**CHALLENGE**
State the number of lines that contain the word "move", and add nothing else.

**Excerpt from a dataset**
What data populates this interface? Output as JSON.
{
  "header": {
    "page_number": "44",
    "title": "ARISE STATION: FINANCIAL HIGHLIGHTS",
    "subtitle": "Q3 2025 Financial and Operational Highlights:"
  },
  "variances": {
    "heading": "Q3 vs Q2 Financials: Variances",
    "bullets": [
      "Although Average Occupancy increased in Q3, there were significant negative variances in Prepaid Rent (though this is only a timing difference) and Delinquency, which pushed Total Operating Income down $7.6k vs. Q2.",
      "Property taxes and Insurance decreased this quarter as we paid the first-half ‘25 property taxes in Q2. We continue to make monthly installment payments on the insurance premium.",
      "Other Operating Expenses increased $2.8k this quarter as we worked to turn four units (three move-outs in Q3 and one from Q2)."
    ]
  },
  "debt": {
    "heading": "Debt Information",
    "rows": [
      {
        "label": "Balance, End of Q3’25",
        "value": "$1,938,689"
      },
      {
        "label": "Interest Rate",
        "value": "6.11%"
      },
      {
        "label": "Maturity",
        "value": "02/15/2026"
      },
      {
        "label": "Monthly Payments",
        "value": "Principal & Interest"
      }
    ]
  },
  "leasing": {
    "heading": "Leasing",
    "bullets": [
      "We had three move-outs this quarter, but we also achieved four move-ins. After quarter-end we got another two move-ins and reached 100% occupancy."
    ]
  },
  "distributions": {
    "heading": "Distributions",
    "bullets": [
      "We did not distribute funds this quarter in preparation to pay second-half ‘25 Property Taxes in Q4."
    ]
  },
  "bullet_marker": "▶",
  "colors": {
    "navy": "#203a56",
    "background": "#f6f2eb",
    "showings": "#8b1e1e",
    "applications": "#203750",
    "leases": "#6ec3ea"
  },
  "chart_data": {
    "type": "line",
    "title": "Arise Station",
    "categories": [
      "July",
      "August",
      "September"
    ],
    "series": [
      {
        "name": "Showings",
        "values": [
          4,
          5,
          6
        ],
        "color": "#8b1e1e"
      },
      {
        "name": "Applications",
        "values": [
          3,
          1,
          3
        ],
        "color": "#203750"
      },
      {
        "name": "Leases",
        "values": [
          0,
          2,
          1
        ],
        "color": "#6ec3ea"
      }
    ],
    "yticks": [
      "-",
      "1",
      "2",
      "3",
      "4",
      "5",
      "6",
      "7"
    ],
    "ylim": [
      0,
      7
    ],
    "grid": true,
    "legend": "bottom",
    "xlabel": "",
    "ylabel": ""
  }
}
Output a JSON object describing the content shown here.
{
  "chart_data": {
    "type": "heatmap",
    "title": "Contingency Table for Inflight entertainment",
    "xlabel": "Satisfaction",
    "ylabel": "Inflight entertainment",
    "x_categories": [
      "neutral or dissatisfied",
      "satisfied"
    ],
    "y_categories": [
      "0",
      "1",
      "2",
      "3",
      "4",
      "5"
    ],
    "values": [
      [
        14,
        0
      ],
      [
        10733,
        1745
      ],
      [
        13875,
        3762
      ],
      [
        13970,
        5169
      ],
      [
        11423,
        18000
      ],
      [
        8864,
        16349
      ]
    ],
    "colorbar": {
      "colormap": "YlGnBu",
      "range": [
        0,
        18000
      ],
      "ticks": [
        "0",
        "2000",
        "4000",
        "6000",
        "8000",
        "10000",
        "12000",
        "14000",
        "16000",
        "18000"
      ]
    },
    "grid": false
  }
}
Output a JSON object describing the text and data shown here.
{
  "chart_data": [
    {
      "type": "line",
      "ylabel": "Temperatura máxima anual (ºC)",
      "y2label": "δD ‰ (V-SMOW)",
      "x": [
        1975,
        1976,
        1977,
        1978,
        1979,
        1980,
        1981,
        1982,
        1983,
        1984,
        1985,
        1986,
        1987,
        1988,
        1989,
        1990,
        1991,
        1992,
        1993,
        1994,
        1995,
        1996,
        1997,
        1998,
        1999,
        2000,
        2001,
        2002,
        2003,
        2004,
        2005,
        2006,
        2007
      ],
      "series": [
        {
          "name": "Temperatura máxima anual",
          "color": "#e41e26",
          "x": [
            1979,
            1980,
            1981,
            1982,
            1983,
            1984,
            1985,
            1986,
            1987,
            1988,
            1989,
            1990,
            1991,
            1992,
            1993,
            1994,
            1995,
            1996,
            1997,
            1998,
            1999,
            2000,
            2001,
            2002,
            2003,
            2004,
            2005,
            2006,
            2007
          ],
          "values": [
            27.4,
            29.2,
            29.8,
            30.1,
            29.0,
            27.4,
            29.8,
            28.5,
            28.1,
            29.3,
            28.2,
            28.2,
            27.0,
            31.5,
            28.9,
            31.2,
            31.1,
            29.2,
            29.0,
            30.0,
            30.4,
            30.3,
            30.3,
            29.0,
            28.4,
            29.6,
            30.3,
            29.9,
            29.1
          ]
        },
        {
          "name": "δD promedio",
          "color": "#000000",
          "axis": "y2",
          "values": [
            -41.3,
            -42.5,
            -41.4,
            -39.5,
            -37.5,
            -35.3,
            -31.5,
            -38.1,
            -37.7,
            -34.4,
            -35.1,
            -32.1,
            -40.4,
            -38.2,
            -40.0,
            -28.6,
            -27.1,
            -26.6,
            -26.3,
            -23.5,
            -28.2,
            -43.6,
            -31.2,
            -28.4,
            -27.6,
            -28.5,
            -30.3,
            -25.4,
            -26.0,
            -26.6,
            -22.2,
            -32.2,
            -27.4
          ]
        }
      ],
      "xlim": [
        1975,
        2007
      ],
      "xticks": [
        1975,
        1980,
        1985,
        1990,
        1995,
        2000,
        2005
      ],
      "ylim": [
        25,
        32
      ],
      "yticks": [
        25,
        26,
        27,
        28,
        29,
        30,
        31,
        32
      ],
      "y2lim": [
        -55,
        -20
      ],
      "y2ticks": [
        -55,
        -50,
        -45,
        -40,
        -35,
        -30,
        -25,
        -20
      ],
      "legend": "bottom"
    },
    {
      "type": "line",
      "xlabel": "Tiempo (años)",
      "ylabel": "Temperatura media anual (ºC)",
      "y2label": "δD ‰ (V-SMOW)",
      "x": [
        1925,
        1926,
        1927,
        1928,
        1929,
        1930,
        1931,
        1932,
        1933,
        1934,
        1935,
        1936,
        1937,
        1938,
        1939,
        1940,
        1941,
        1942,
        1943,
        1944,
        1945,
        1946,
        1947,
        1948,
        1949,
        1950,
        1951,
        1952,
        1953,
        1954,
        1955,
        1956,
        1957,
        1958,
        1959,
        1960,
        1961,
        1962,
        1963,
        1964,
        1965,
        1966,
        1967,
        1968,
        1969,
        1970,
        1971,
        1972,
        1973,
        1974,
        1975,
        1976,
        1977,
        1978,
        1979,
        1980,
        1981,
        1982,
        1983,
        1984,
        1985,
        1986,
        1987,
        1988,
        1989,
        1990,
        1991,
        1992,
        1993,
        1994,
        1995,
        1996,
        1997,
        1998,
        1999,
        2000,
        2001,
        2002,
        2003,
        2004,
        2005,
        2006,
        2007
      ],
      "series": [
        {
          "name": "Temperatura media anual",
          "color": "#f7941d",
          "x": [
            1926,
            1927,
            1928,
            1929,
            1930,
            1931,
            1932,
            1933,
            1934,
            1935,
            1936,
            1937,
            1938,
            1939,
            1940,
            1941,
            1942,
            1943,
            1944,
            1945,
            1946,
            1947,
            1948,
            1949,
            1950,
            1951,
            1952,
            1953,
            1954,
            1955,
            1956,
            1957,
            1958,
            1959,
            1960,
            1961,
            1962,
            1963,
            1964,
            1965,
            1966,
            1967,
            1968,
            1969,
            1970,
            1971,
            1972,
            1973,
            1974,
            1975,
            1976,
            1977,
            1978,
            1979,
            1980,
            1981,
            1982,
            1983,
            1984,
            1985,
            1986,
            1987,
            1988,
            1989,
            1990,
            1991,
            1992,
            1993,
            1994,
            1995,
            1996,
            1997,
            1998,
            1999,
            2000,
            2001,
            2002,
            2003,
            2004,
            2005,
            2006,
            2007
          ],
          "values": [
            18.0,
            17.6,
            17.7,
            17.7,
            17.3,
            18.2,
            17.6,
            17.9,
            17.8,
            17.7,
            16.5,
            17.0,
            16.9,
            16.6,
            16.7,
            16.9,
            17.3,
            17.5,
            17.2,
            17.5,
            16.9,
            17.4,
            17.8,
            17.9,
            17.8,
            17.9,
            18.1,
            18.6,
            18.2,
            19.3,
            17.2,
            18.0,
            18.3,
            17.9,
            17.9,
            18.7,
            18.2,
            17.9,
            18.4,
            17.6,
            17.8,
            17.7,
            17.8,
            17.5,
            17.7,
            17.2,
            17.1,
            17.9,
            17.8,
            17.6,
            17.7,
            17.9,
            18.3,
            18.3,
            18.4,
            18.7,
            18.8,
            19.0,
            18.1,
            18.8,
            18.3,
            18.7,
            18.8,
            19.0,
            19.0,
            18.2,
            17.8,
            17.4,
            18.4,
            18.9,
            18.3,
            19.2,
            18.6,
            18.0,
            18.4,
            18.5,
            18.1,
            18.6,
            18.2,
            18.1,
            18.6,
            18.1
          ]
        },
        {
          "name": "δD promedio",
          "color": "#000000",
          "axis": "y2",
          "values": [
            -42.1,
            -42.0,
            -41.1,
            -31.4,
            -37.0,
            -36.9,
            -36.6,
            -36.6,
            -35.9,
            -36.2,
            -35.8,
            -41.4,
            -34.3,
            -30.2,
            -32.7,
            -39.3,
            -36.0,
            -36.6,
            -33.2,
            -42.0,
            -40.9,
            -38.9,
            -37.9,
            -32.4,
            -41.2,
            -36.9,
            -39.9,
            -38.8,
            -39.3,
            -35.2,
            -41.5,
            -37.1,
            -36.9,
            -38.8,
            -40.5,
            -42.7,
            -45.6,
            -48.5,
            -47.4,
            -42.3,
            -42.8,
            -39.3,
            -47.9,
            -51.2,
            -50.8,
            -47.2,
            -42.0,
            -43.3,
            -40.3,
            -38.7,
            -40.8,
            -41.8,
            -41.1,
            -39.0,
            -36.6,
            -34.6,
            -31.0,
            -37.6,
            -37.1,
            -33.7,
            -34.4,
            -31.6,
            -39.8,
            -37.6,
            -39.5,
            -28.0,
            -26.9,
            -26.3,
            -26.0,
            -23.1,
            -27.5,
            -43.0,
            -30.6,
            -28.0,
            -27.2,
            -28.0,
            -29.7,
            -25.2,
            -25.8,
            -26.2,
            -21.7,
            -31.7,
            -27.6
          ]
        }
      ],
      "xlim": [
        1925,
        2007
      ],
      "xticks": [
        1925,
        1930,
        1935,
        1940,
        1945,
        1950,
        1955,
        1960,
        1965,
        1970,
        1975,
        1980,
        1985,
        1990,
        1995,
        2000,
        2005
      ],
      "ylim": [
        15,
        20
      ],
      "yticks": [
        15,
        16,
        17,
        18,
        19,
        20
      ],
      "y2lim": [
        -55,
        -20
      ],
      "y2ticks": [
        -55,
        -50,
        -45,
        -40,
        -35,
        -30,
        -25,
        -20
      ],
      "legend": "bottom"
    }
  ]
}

**ANSWER TO THIS EXERCISE**
2